Set the listing down unchanged, minus every embedded image.

Collected data
— Begin —

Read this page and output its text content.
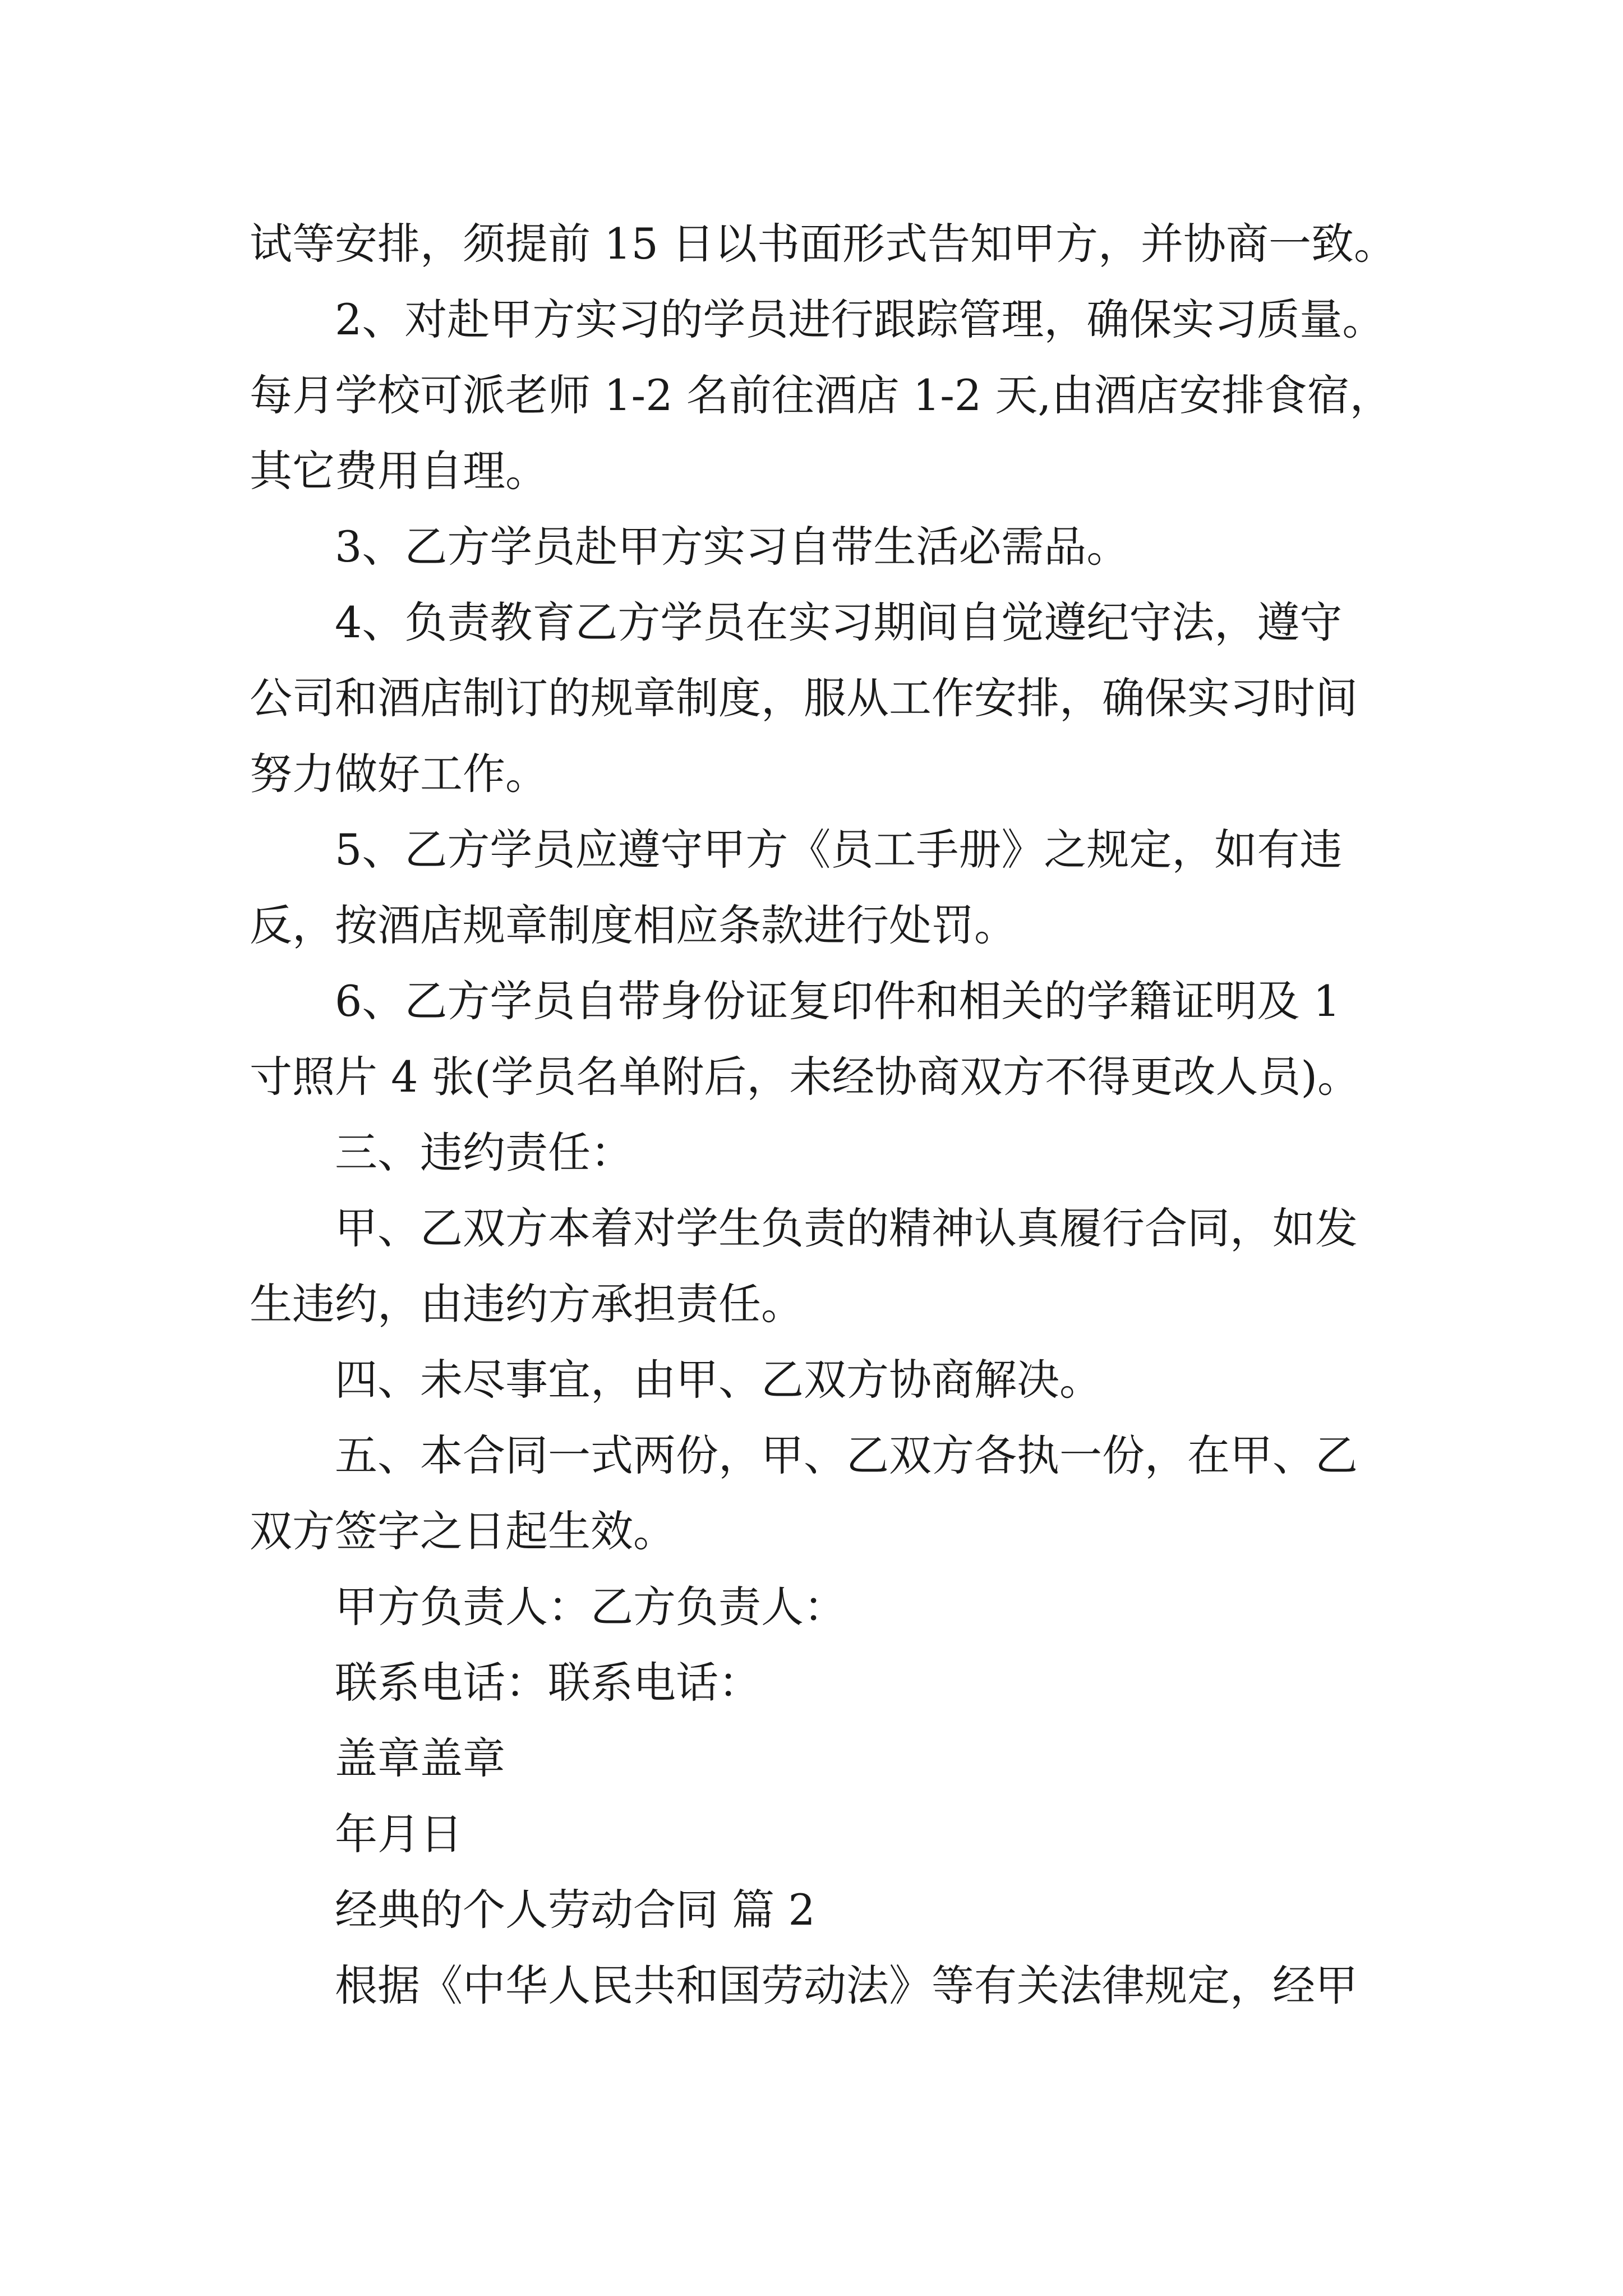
试等安排，须提前 15 日以书面形式告知甲方，并协商一致。

2、对赴甲方实习的学员进行跟踪管理，确保实习质量。

每月学校可派老师 1-2 名前往酒店 1-2 天,由酒店安排食宿，

其它费用自理。

3、乙方学员赴甲方实习自带生活必需品。

4、负责教育乙方学员在实习期间自觉遵纪守法，遵守

公司和酒店制订的规章制度，服从工作安排，确保实习时间

努力做好工作。

5、乙方学员应遵守甲方《员工手册》之规定，如有违

反，按酒店规章制度相应条款进行处罚。

6、乙方学员自带身份证复印件和相关的学籍证明及 1

寸照片 4 张(学员名单附后，未经协商双方不得更改人员)。

三、违约责任：

甲、乙双方本着对学生负责的精神认真履行合同，如发

生违约，由违约方承担责任。

四、未尽事宜，由甲、乙双方协商解决。

五、本合同一式两份，甲、乙双方各执一份，在甲、乙

双方签字之日起生效。

甲方负责人：乙方负责人：

联系电话：联系电话：

盖章盖章

年月日

经典的个人劳动合同 篇 2

根据《中华人民共和国劳动法》等有关法律规定，经甲
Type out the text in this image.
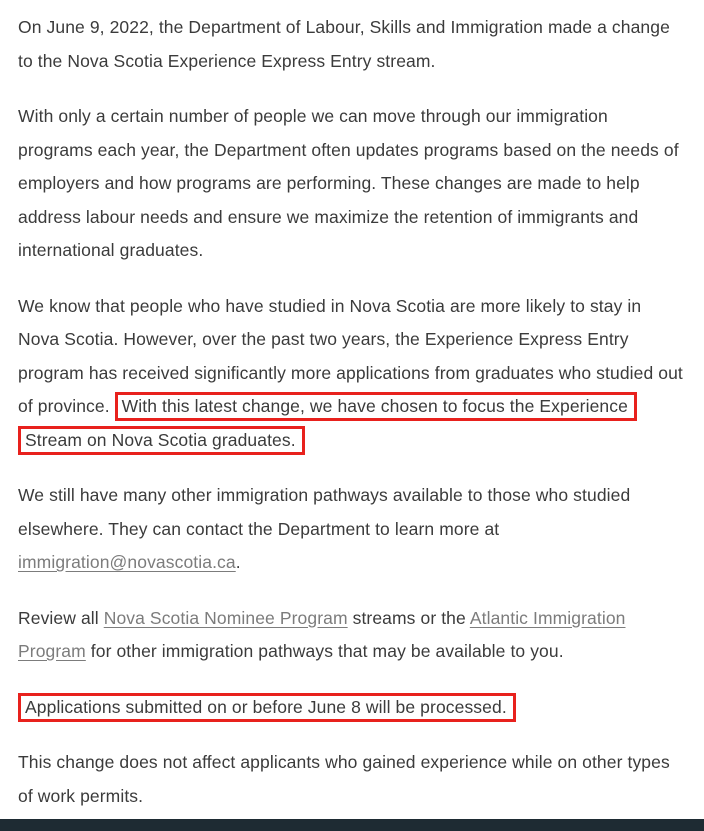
On June 9, 2022, the Department of Labour, Skills and Immigration made a change to the Nova Scotia Experience Express Entry stream.

With only a certain number of people we can move through our immigration programs each year, the Department often updates programs based on the needs of employers and how programs are performing. These changes are made to help address labour needs and ensure we maximize the retention of immigrants and international graduates.

We know that people who have studied in Nova Scotia are more likely to stay in Nova Scotia. However, over the past two years, the Experience Express Entry program has received significantly more applications from graduates who studied out of province. With this latest change, we have chosen to focus the Experience Stream on Nova Scotia graduates.

We still have many other immigration pathways available to those who studied elsewhere. They can contact the Department to learn more at immigration@novascotia.ca.

Review all Nova Scotia Nominee Program streams or the Atlantic Immigration Program for other immigration pathways that may be available to you.

Applications submitted on or before June 8 will be processed.

This change does not affect applicants who gained experience while on other types of work permits.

— End —

▶ [Full answer]
Read this page and output its text content.
试等安排，须提前 15 日以书面形式告知甲方，并协商一致。

2、对赴甲方实习的学员进行跟踪管理，确保实习质量。

每月学校可派老师 1-2 名前往酒店 1-2 天,由酒店安排食宿，

其它费用自理。

3、乙方学员赴甲方实习自带生活必需品。

4、负责教育乙方学员在实习期间自觉遵纪守法，遵守

公司和酒店制订的规章制度，服从工作安排，确保实习时间

努力做好工作。

5、乙方学员应遵守甲方《员工手册》之规定，如有违

反，按酒店规章制度相应条款进行处罚。

6、乙方学员自带身份证复印件和相关的学籍证明及 1

寸照片 4 张(学员名单附后，未经协商双方不得更改人员)。

三、违约责任：

甲、乙双方本着对学生负责的精神认真履行合同，如发

生违约，由违约方承担责任。

四、未尽事宜，由甲、乙双方协商解决。

五、本合同一式两份，甲、乙双方各执一份，在甲、乙

双方签字之日起生效。

甲方负责人：乙方负责人：

联系电话：联系电话：

盖章盖章

年月日

经典的个人劳动合同 篇 2

根据《中华人民共和国劳动法》等有关法律规定，经甲
Type out the text in this image.
On June 9, 2022, the Department of Labour, Skills and Immigration made a change to the Nova Scotia Experience Express Entry stream.

With only a certain number of people we can move through our immigration programs each year, the Department often updates programs based on the needs of employers and how programs are performing. These changes are made to help address labour needs and ensure we maximize the retention of immigrants and international graduates.

We know that people who have studied in Nova Scotia are more likely to stay in Nova Scotia. However, over the past two years, the Experience Express Entry program has received significantly more applications from graduates who studied out of province. With this latest change, we have chosen to focus the Experience Stream on Nova Scotia graduates.

We still have many other immigration pathways available to those who studied elsewhere. They can contact the Department to learn more at immigration@novascotia.ca.

Review all Nova Scotia Nominee Program streams or the Atlantic Immigration Program for other immigration pathways that may be available to you.

Applications submitted on or before June 8 will be processed.

This change does not affect applicants who gained experience while on other types of work permits.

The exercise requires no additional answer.